What to do
Reproduce the entries word for word, starting with the first line and continuing through the line that contains "592, 520, 614]".

Record excerpts
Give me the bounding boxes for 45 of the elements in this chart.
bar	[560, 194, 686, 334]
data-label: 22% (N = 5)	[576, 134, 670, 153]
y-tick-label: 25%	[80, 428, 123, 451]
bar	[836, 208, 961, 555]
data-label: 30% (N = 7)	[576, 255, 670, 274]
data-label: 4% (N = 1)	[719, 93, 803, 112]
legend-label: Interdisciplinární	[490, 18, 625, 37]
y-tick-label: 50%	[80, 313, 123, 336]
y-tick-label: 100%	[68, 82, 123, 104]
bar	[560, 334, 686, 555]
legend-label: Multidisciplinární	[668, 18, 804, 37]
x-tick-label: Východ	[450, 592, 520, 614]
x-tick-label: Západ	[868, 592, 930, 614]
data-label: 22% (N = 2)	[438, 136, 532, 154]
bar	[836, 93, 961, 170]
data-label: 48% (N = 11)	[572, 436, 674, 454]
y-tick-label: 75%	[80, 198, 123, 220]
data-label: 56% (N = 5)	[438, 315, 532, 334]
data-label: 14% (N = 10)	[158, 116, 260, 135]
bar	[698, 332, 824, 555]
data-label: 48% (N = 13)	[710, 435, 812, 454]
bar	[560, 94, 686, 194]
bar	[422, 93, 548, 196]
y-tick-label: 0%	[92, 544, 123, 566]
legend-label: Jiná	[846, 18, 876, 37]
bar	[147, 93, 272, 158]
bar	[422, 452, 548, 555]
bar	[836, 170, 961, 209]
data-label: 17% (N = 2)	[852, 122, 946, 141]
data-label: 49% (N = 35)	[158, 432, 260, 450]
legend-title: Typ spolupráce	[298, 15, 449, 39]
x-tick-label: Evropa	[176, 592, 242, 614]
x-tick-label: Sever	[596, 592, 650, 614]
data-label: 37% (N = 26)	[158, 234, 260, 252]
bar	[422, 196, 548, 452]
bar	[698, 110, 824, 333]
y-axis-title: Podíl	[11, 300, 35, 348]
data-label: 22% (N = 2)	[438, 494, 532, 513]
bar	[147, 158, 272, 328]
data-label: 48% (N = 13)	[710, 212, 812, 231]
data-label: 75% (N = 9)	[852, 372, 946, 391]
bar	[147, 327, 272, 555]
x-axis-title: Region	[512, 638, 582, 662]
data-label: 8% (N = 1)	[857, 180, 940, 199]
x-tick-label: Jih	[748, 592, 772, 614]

Output for this task
Give me the bounding boxes for 45 of the elements in this chart.
bar	[560, 194, 686, 334]
data-label: 22% (N = 5)	[576, 134, 670, 153]
y-tick-label: 25%	[80, 428, 123, 451]
bar	[836, 208, 961, 555]
data-label: 30% (N = 7)	[576, 255, 670, 274]
data-label: 4% (N = 1)	[719, 93, 803, 112]
legend-label: Interdisciplinární	[490, 18, 625, 37]
y-tick-label: 50%	[80, 313, 123, 336]
y-tick-label: 100%	[68, 82, 123, 104]
bar	[560, 334, 686, 555]
legend-label: Multidisciplinární	[668, 18, 804, 37]
x-tick-label: Východ	[450, 592, 520, 614]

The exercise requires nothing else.